[Data records]
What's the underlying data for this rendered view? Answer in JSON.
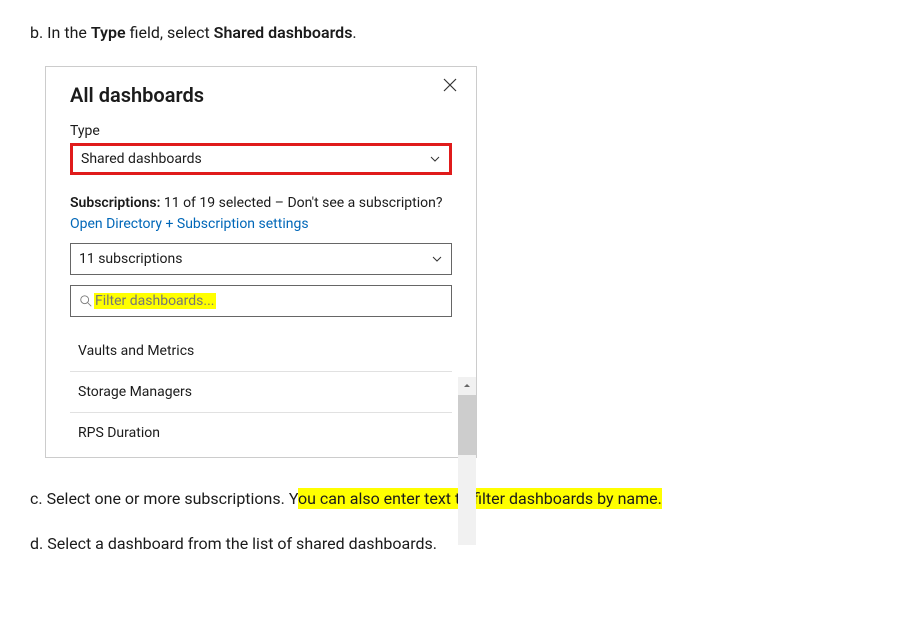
{
  "step_b": {
    "letter": "b.",
    "pre": "In the ",
    "bold1": "Type",
    "mid": " field, select ",
    "bold2": "Shared dashboards",
    "post": "."
  },
  "dialog": {
    "title": "All dashboards",
    "type_label": "Type",
    "type_value": "Shared dashboards",
    "subs_prefix_bold": "Subscriptions:",
    "subs_count": " 11 of 19 selected",
    "subs_mid": " – Don't see a subscription? ",
    "subs_link": "Open Directory + Subscription settings",
    "subs_dropdown_value": "11 subscriptions",
    "filter_placeholder": "Filter dashboards...",
    "items": [
      "Vaults and Metrics",
      "Storage Managers",
      "RPS Duration"
    ]
  },
  "step_c": {
    "letter": "c.",
    "text_plain": "Select one or more subscriptions. Y",
    "text_highlight": "ou can also enter text to filter dashboards by name."
  },
  "step_d": {
    "letter": "d.",
    "text": "Select a dashboard from the list of shared dashboards."
  }
}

EXERCISE DETAILS
From the records given above, reproduce all text exactly and exclude each picture.

TASK ANSWER
What's the underlying data for this rendered view? Answer in JSON.
{
  "step_b": {
    "letter": "b.",
    "pre": "In the ",
    "bold1": "Type",
    "mid": " field, select ",
    "bold2": "Shared dashboards",
    "post": "."
  },
  "dialog": {
    "title": "All dashboards",
    "type_label": "Type",
    "type_value": "Shared dashboards",
    "subs_prefix_bold": "Subscriptions:",
    "subs_count": " 11 of 19 selected",
    "subs_mid": " – Don't see a subscription? ",
    "subs_link": "Open Directory + Subscription settings",
    "subs_dropdown_value": "11 subscriptions",
    "filter_placeholder": "Filter dashboards...",
    "items": [
      "Vaults and Metrics",
      "Storage Managers",
      "RPS Duration"
    ]
  },
  "step_c": {
    "letter": "c.",
    "text_plain": "Select one or more subscriptions. Y",
    "text_highlight": "ou can also enter text to filter dashboards by name."
  },
  "step_d": {
    "letter": "d.",
    "text": "Select a dashboard from the list of shared dashboards."
  }
}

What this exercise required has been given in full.